** start Raw records **

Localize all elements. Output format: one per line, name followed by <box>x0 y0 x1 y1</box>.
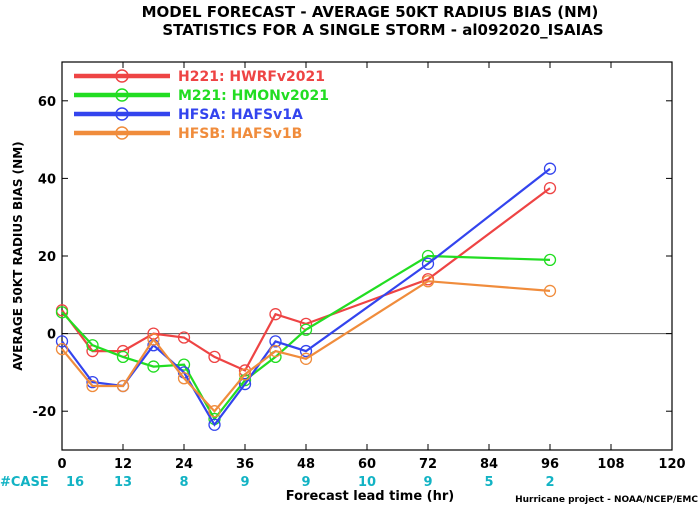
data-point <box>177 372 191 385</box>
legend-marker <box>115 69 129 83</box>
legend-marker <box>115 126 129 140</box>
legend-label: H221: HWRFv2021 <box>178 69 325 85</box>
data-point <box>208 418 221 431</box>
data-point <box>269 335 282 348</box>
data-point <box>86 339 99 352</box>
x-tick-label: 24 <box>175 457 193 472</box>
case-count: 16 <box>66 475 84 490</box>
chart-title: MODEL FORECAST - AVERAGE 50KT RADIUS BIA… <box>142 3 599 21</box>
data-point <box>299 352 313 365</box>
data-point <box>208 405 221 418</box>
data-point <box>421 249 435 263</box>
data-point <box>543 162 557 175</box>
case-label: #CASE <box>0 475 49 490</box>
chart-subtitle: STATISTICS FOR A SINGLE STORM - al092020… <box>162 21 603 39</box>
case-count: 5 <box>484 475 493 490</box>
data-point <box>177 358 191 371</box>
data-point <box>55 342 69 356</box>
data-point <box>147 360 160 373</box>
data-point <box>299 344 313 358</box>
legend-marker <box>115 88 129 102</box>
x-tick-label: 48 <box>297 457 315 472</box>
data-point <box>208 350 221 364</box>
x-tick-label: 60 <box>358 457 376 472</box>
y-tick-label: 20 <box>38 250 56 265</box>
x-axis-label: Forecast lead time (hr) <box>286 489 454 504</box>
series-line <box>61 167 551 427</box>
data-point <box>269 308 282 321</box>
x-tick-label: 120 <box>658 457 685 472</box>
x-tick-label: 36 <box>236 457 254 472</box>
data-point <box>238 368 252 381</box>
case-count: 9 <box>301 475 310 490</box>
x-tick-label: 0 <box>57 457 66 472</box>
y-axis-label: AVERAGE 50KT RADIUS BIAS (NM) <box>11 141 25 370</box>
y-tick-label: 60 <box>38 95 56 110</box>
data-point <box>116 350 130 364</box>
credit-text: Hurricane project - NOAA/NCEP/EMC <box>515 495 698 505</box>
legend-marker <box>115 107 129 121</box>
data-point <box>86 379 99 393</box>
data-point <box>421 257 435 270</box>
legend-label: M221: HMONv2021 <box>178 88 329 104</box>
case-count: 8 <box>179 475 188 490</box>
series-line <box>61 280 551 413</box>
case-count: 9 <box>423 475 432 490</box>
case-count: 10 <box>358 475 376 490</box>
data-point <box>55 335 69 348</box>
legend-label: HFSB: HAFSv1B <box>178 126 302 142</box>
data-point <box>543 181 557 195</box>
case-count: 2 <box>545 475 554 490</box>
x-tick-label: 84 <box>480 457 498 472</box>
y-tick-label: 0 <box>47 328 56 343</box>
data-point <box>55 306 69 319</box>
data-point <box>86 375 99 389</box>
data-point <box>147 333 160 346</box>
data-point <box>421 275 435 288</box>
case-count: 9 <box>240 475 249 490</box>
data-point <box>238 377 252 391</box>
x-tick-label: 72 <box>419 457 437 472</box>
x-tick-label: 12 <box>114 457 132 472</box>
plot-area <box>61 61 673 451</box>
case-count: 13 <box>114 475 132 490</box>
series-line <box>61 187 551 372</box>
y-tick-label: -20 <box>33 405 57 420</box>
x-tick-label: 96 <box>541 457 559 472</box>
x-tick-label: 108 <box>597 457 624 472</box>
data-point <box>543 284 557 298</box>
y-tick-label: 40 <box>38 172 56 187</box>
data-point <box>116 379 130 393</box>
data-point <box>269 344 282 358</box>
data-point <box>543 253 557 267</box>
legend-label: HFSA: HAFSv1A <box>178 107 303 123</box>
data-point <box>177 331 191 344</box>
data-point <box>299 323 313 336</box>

** end Raw records **

◆ Exercise prompt ◆
Please reproduce the data above word for word, leaving out the picture.

◆ Response for this exercise ◆
Localize all elements. Output format: one per line, name followed by <box>x0 y0 x1 y1</box>.
data-point <box>177 372 191 385</box>
legend-marker <box>115 69 129 83</box>
legend-marker <box>115 126 129 140</box>
legend-label: H221: HWRFv2021 <box>178 69 325 85</box>
data-point <box>208 418 221 431</box>
data-point <box>269 335 282 348</box>
data-point <box>86 339 99 352</box>
x-tick-label: 24 <box>175 457 193 472</box>
case-count: 16 <box>66 475 84 490</box>
chart-title: MODEL FORECAST - AVERAGE 50KT RADIUS BIA… <box>142 3 599 21</box>
data-point <box>299 352 313 365</box>
data-point <box>208 405 221 418</box>
data-point <box>421 249 435 263</box>
data-point <box>543 162 557 175</box>
case-label: #CASE <box>0 475 49 490</box>
chart-subtitle: STATISTICS FOR A SINGLE STORM - al092020… <box>162 21 603 39</box>
case-count: 5 <box>484 475 493 490</box>
data-point <box>177 358 191 371</box>
data-point <box>55 342 69 356</box>
data-point <box>147 360 160 373</box>
data-point <box>299 344 313 358</box>
legend-marker <box>115 88 129 102</box>
x-tick-label: 48 <box>297 457 315 472</box>
data-point <box>208 350 221 364</box>
x-tick-label: 60 <box>358 457 376 472</box>
y-tick-label: 20 <box>38 250 56 265</box>
x-axis-label: Forecast lead time (hr) <box>286 489 454 504</box>
series-line <box>61 167 551 427</box>
data-point <box>269 308 282 321</box>
x-tick-label: 120 <box>658 457 685 472</box>
x-tick-label: 36 <box>236 457 254 472</box>
data-point <box>238 368 252 381</box>
case-count: 9 <box>301 475 310 490</box>
x-tick-label: 0 <box>57 457 66 472</box>
y-axis-label: AVERAGE 50KT RADIUS BIAS (NM) <box>11 141 25 370</box>
y-tick-label: 60 <box>38 95 56 110</box>
data-point <box>116 350 130 364</box>
credit-text: Hurricane project - NOAA/NCEP/EMC <box>515 495 698 505</box>
legend-marker <box>115 107 129 121</box>
data-point <box>86 379 99 393</box>
data-point <box>421 257 435 270</box>
legend-label: M221: HMONv2021 <box>178 88 329 104</box>
case-count: 8 <box>179 475 188 490</box>
series-line <box>61 280 551 413</box>
case-count: 9 <box>423 475 432 490</box>
case-count: 10 <box>358 475 376 490</box>
data-point <box>55 335 69 348</box>
legend-label: HFSB: HAFSv1B <box>178 126 302 142</box>
data-point <box>543 181 557 195</box>
case-count: 2 <box>545 475 554 490</box>
x-tick-label: 84 <box>480 457 498 472</box>
y-tick-label: 0 <box>47 328 56 343</box>
data-point <box>55 306 69 319</box>
data-point <box>86 375 99 389</box>
data-point <box>147 333 160 346</box>
data-point <box>421 275 435 288</box>
case-count: 9 <box>240 475 249 490</box>
data-point <box>238 377 252 391</box>
x-tick-label: 72 <box>419 457 437 472</box>
x-tick-label: 12 <box>114 457 132 472</box>
plot-area <box>61 61 673 451</box>
case-count: 13 <box>114 475 132 490</box>
series-line <box>61 187 551 372</box>
y-tick-label: -20 <box>33 405 57 420</box>
x-tick-label: 96 <box>541 457 559 472</box>
x-tick-label: 108 <box>597 457 624 472</box>
data-point <box>543 284 557 298</box>
y-tick-label: 40 <box>38 172 56 187</box>
data-point <box>116 379 130 393</box>
data-point <box>269 344 282 358</box>
data-point <box>543 253 557 267</box>
legend-label: HFSA: HAFSv1A <box>178 107 303 123</box>
data-point <box>177 331 191 344</box>
data-point <box>299 323 313 336</box>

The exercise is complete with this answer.